§ **PROVIDED PASSAGE**
··········

Hello,
I’m working with 18S sequences (R1 only good quality) from Illumina sequencing. I used the fastq.info command to extract the fasta sequences and then did all the commands in the Mothur tutorial without make.file and make.contigs
Arrived at the pre.cluster level, I have deleted sequences and the output file is empty.
I increased the RAM to 150 giga and also tried the nucleotide difference level to 2, 3 then 4 between sequences. I increased then decreased the process level (10 - 64).
I’ve also run the chimera.vsearch command but it’s been running for about 10 hours.
Could you please help me?
Thanks
mothur > summary.seqs(fasta=current, count=current)
Using 18S_R1.good.unique.good.filter.count_table as input file for the count parameter.
Using 18S_R1.good.unique.good.filter.unique.fasta as input file for the fasta parameter.
Using 64 processors.

··········

§ **MATERIAL SHOWN**
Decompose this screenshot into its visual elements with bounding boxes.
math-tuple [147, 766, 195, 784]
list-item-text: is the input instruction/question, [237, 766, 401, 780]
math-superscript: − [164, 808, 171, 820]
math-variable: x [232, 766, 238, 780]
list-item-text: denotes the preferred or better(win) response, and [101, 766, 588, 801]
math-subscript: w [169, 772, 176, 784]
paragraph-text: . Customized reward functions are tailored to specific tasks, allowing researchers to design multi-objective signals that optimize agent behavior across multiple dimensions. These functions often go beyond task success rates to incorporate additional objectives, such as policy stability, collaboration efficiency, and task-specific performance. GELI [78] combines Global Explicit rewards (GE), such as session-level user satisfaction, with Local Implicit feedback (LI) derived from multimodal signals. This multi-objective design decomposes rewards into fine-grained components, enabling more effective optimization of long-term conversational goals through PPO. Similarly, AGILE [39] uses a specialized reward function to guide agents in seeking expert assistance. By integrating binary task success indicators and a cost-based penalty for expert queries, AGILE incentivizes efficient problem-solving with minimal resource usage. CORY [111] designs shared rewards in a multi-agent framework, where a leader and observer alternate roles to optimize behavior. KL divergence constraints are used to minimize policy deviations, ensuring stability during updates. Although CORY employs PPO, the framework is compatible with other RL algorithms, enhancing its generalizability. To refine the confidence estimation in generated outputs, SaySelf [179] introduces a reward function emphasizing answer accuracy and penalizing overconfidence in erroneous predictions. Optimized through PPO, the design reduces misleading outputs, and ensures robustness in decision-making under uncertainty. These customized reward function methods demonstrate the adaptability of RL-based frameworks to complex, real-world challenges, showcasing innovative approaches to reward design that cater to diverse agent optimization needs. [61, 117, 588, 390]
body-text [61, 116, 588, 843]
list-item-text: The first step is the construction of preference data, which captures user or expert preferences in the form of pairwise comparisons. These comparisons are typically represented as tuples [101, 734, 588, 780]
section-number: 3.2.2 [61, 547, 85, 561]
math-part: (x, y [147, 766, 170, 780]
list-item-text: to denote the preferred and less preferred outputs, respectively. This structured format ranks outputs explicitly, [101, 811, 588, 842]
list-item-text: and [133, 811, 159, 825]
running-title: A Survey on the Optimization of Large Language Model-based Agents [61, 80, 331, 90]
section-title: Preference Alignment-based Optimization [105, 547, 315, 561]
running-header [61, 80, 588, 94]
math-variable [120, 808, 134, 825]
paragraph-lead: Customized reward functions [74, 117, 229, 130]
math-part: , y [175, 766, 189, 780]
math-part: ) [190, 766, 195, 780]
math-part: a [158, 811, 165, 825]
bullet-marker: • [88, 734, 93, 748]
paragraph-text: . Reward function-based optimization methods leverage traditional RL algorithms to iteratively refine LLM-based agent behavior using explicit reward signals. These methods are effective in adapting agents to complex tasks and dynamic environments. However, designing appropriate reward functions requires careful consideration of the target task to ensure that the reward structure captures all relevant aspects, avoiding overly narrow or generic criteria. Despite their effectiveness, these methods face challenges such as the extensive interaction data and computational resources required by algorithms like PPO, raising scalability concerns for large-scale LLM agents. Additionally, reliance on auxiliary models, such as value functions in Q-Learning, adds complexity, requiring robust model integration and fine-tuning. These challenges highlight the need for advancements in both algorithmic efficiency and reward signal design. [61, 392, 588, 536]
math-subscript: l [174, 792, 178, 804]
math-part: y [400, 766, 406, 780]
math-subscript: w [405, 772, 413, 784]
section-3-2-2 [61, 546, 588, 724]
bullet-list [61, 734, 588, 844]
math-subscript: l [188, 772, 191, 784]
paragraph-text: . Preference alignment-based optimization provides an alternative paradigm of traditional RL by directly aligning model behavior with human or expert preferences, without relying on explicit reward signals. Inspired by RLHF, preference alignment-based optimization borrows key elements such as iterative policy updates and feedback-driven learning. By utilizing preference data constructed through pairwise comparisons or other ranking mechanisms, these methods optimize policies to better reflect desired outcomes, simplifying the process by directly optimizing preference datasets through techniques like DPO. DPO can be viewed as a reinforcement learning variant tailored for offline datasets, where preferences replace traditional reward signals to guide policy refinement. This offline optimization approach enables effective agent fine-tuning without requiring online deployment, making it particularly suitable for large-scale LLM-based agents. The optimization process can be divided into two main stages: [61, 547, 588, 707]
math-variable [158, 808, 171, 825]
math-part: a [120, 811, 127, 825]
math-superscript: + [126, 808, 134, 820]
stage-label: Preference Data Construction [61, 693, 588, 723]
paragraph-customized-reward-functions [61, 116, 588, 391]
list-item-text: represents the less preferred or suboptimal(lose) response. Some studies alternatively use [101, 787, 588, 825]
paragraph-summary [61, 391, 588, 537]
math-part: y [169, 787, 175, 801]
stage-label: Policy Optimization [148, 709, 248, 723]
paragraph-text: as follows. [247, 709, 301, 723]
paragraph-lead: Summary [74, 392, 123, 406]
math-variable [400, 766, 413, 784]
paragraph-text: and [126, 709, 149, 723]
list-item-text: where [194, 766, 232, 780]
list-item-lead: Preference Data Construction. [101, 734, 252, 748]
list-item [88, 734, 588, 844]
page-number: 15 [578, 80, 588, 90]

··········

§ **EXERCISES**
A: According to the forum post, what was the fastq.info command used for?
B: Summarize the forum post in two sentences.

§ **WRITTEN RESPONSES**
A: It was used to extract the fasta sequences from the 18S Illumina data. The poster then ran all the commands in the Mothur tutorial except make.file and make.contigs.

B: The poster extracted fasta sequences from 18S Illumina reads (only R1 of good quality) with fastq.info and followed the Mothur tutorial without make.file and make.contigs, but at the pre.cluster step sequences were deleted and the output file was empty. The poster raised the RAM to 150 giga, tried nucleotide difference levels of 2, 3 and 4, and varied the process level between 10 and 64, and a chimera.vsearch run had been going for about 10 hours, so the poster asks for help.